START Supplied material

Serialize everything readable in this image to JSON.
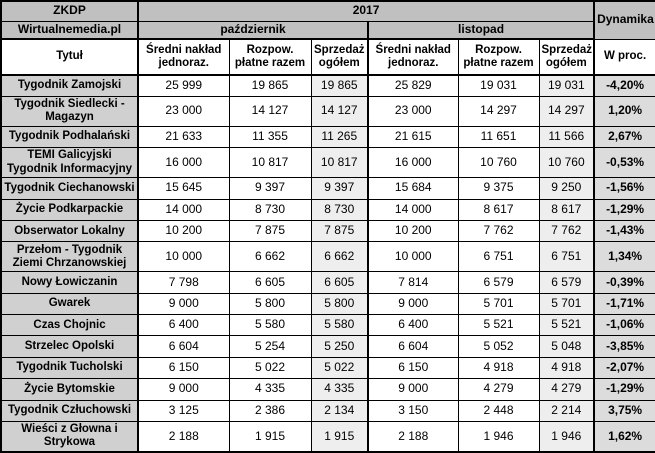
{
  "colors": {
    "header_bg": "#c0c0c0",
    "title_col_bg": "#d0d0d0",
    "shaded_col_bg": "#eeeeee",
    "dynamics_col_bg": "#dcdcdc",
    "border_color": "#000000",
    "text_color": "#000000"
  },
  "chart_data": {
    "type": "table",
    "source": "ZKDP",
    "brand": "Wirtualnemedia.pl",
    "year": "2017",
    "months": [
      "październik",
      "listopad"
    ],
    "dynamics_label": "Dynamika",
    "dynamics_sublabel": "W proc.",
    "title_column_label": "Tytuł",
    "metric_labels": [
      "Średni nakład jednoraz.",
      "Rozpow. płatne razem",
      "Sprzedaż ogółem"
    ],
    "rows": [
      {
        "title": "Tygodnik Zamojski",
        "october": [
          "25 999",
          "19 865",
          "19 865"
        ],
        "november": [
          "25 829",
          "19 031",
          "19 031"
        ],
        "dynamics": "-4,20%"
      },
      {
        "title": "Tygodnik Siedlecki - Magazyn",
        "october": [
          "23 000",
          "14 127",
          "14 127"
        ],
        "november": [
          "23 000",
          "14 297",
          "14 297"
        ],
        "dynamics": "1,20%"
      },
      {
        "title": "Tygodnik Podhalański",
        "october": [
          "21 633",
          "11 355",
          "11 265"
        ],
        "november": [
          "21 615",
          "11 651",
          "11 566"
        ],
        "dynamics": "2,67%"
      },
      {
        "title": "TEMI Galicyjski Tygodnik Informacyjny",
        "october": [
          "16 000",
          "10 817",
          "10 817"
        ],
        "november": [
          "16 000",
          "10 760",
          "10 760"
        ],
        "dynamics": "-0,53%"
      },
      {
        "title": "Tygodnik Ciechanowski",
        "october": [
          "15 645",
          "9 397",
          "9 397"
        ],
        "november": [
          "15 684",
          "9 375",
          "9 250"
        ],
        "dynamics": "-1,56%"
      },
      {
        "title": "Życie Podkarpackie",
        "october": [
          "14 000",
          "8 730",
          "8 730"
        ],
        "november": [
          "14 000",
          "8 617",
          "8 617"
        ],
        "dynamics": "-1,29%"
      },
      {
        "title": "Obserwator Lokalny",
        "october": [
          "10 200",
          "7 875",
          "7 875"
        ],
        "november": [
          "10 200",
          "7 762",
          "7 762"
        ],
        "dynamics": "-1,43%"
      },
      {
        "title": "Przełom - Tygodnik Ziemi Chrzanowskiej",
        "october": [
          "10 000",
          "6 662",
          "6 662"
        ],
        "november": [
          "10 000",
          "6 751",
          "6 751"
        ],
        "dynamics": "1,34%"
      },
      {
        "title": "Nowy Łowiczanin",
        "october": [
          "7 798",
          "6 605",
          "6 605"
        ],
        "november": [
          "7 814",
          "6 579",
          "6 579"
        ],
        "dynamics": "-0,39%"
      },
      {
        "title": "Gwarek",
        "october": [
          "9 000",
          "5 800",
          "5 800"
        ],
        "november": [
          "9 000",
          "5 701",
          "5 701"
        ],
        "dynamics": "-1,71%"
      },
      {
        "title": "Czas Chojnic",
        "october": [
          "6 400",
          "5 580",
          "5 580"
        ],
        "november": [
          "6 400",
          "5 521",
          "5 521"
        ],
        "dynamics": "-1,06%"
      },
      {
        "title": "Strzelec Opolski",
        "october": [
          "6 604",
          "5 254",
          "5 250"
        ],
        "november": [
          "6 604",
          "5 052",
          "5 048"
        ],
        "dynamics": "-3,85%"
      },
      {
        "title": "Tygodnik Tucholski",
        "october": [
          "6 150",
          "5 022",
          "5 022"
        ],
        "november": [
          "6 150",
          "4 918",
          "4 918"
        ],
        "dynamics": "-2,07%"
      },
      {
        "title": "Życie Bytomskie",
        "october": [
          "9 000",
          "4 335",
          "4 335"
        ],
        "november": [
          "9 000",
          "4 279",
          "4 279"
        ],
        "dynamics": "-1,29%"
      },
      {
        "title": "Tygodnik Człuchowski",
        "october": [
          "3 125",
          "2 386",
          "2 134"
        ],
        "november": [
          "3 150",
          "2 448",
          "2 214"
        ],
        "dynamics": "3,75%"
      },
      {
        "title": "Wieści z Głowna i Strykowa",
        "october": [
          "2 188",
          "1 915",
          "1 915"
        ],
        "november": [
          "2 188",
          "1 946",
          "1 946"
        ],
        "dynamics": "1,62%"
      }
    ]
  }
}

END Supplied material

_Exercise_: Please set down each line of the data above exactly as written, without the pictures.

_Task result_:
Serialize everything readable in this image to JSON.
{
  "colors": {
    "header_bg": "#c0c0c0",
    "title_col_bg": "#d0d0d0",
    "shaded_col_bg": "#eeeeee",
    "dynamics_col_bg": "#dcdcdc",
    "border_color": "#000000",
    "text_color": "#000000"
  },
  "chart_data": {
    "type": "table",
    "source": "ZKDP",
    "brand": "Wirtualnemedia.pl",
    "year": "2017",
    "months": [
      "październik",
      "listopad"
    ],
    "dynamics_label": "Dynamika",
    "dynamics_sublabel": "W proc.",
    "title_column_label": "Tytuł",
    "metric_labels": [
      "Średni nakład jednoraz.",
      "Rozpow. płatne razem",
      "Sprzedaż ogółem"
    ],
    "rows": [
      {
        "title": "Tygodnik Zamojski",
        "october": [
          "25 999",
          "19 865",
          "19 865"
        ],
        "november": [
          "25 829",
          "19 031",
          "19 031"
        ],
        "dynamics": "-4,20%"
      },
      {
        "title": "Tygodnik Siedlecki - Magazyn",
        "october": [
          "23 000",
          "14 127",
          "14 127"
        ],
        "november": [
          "23 000",
          "14 297",
          "14 297"
        ],
        "dynamics": "1,20%"
      },
      {
        "title": "Tygodnik Podhalański",
        "october": [
          "21 633",
          "11 355",
          "11 265"
        ],
        "november": [
          "21 615",
          "11 651",
          "11 566"
        ],
        "dynamics": "2,67%"
      },
      {
        "title": "TEMI Galicyjski Tygodnik Informacyjny",
        "october": [
          "16 000",
          "10 817",
          "10 817"
        ],
        "november": [
          "16 000",
          "10 760",
          "10 760"
        ],
        "dynamics": "-0,53%"
      },
      {
        "title": "Tygodnik Ciechanowski",
        "october": [
          "15 645",
          "9 397",
          "9 397"
        ],
        "november": [
          "15 684",
          "9 375",
          "9 250"
        ],
        "dynamics": "-1,56%"
      },
      {
        "title": "Życie Podkarpackie",
        "october": [
          "14 000",
          "8 730",
          "8 730"
        ],
        "november": [
          "14 000",
          "8 617",
          "8 617"
        ],
        "dynamics": "-1,29%"
      },
      {
        "title": "Obserwator Lokalny",
        "october": [
          "10 200",
          "7 875",
          "7 875"
        ],
        "november": [
          "10 200",
          "7 762",
          "7 762"
        ],
        "dynamics": "-1,43%"
      },
      {
        "title": "Przełom - Tygodnik Ziemi Chrzanowskiej",
        "october": [
          "10 000",
          "6 662",
          "6 662"
        ],
        "november": [
          "10 000",
          "6 751",
          "6 751"
        ],
        "dynamics": "1,34%"
      },
      {
        "title": "Nowy Łowiczanin",
        "october": [
          "7 798",
          "6 605",
          "6 605"
        ],
        "november": [
          "7 814",
          "6 579",
          "6 579"
        ],
        "dynamics": "-0,39%"
      },
      {
        "title": "Gwarek",
        "october": [
          "9 000",
          "5 800",
          "5 800"
        ],
        "november": [
          "9 000",
          "5 701",
          "5 701"
        ],
        "dynamics": "-1,71%"
      },
      {
        "title": "Czas Chojnic",
        "october": [
          "6 400",
          "5 580",
          "5 580"
        ],
        "november": [
          "6 400",
          "5 521",
          "5 521"
        ],
        "dynamics": "-1,06%"
      },
      {
        "title": "Strzelec Opolski",
        "october": [
          "6 604",
          "5 254",
          "5 250"
        ],
        "november": [
          "6 604",
          "5 052",
          "5 048"
        ],
        "dynamics": "-3,85%"
      },
      {
        "title": "Tygodnik Tucholski",
        "october": [
          "6 150",
          "5 022",
          "5 022"
        ],
        "november": [
          "6 150",
          "4 918",
          "4 918"
        ],
        "dynamics": "-2,07%"
      },
      {
        "title": "Życie Bytomskie",
        "october": [
          "9 000",
          "4 335",
          "4 335"
        ],
        "november": [
          "9 000",
          "4 279",
          "4 279"
        ],
        "dynamics": "-1,29%"
      },
      {
        "title": "Tygodnik Człuchowski",
        "october": [
          "3 125",
          "2 386",
          "2 134"
        ],
        "november": [
          "3 150",
          "2 448",
          "2 214"
        ],
        "dynamics": "3,75%"
      },
      {
        "title": "Wieści z Głowna i Strykowa",
        "october": [
          "2 188",
          "1 915",
          "1 915"
        ],
        "november": [
          "2 188",
          "1 946",
          "1 946"
        ],
        "dynamics": "1,62%"
      }
    ]
  }
}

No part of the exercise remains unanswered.